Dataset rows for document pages
^^^^

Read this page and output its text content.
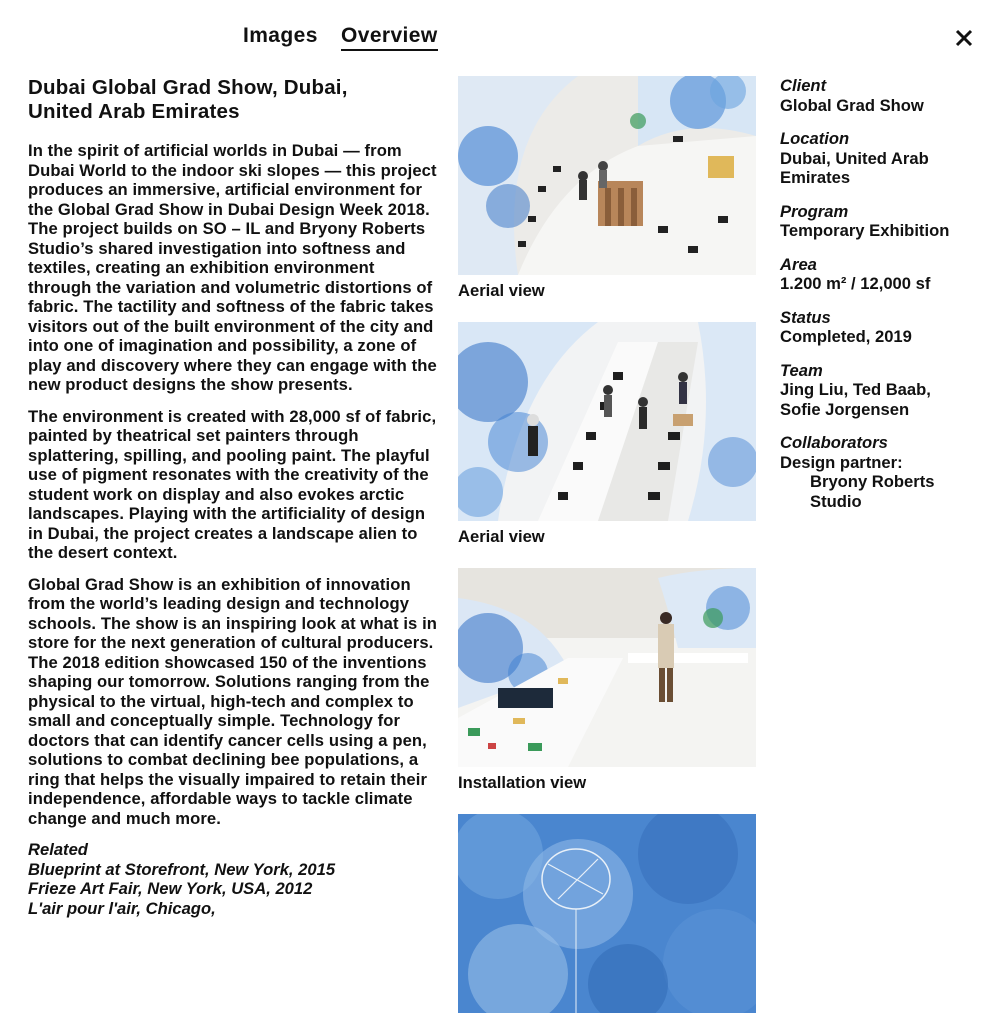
Images Overview
Dubai Global Grad Show, Dubai,
United Arab Emirates

In the spirit of artificial worlds in Dubai — from Dubai World to the indoor ski slopes — this project produces an immersive, artificial environment for the Global Grad Show in Dubai Design Week 2018. The project builds on SO – IL and Bryony Roberts Studio’s shared investigation into softness and textiles, creating an exhibition environment through the variation and volumetric distortions of fabric. The tactility and softness of the fabric takes visitors out of the built environment of the city and into one of imagination and possibility, a zone of play and discovery where they can engage with the new product designs the show presents.

The environment is created with 28,000 sf of fabric, painted by theatrical set painters through splattering, spilling, and pooling paint. The playful use of pigment resonates with the creativity of the student work on display and also evokes arctic landscapes. Playing with the artificiality of design in Dubai, the project creates a landscape alien to the desert context.

Global Grad Show is an exhibition of innovation from the world’s leading design and technology schools. The show is an inspiring look at what is in store for the next generation of cultural producers. The 2018 edition showcased 150 of the inventions shaping our tomorrow. Solutions ranging from the physical to the virtual, high-tech and complex to small and conceptually simple. Technology for doctors that can identify cancer cells using a pen, solutions to combat declining bee populations, a ring that helps the visually impaired to retain their independence, affordable ways to tackle climate change and much more.

Related
Blueprint at Storefront, New York, 2015
Frieze Art Fair, New York, USA, 2012
L'air pour l'air, Chicago,
Aerial view
Aerial view
Installation view
Client
Global Grad Show
Location
Dubai, United Arab
Emirates
Program
Temporary Exhibition
Area
1.200 m² / 12,000 sf
Status
Completed, 2019
Team
Jing Liu, Ted Baab,
Sofie Jorgensen
Collaborators
Design partner:
Bryony Roberts
Studio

^^^^

WHAT THE TASK REQUIRES -
All lines of the data above that include the word "Arab" must be shown.

WRITTEN SOLUTION -
United Arab Emirates
Dubai, United Arab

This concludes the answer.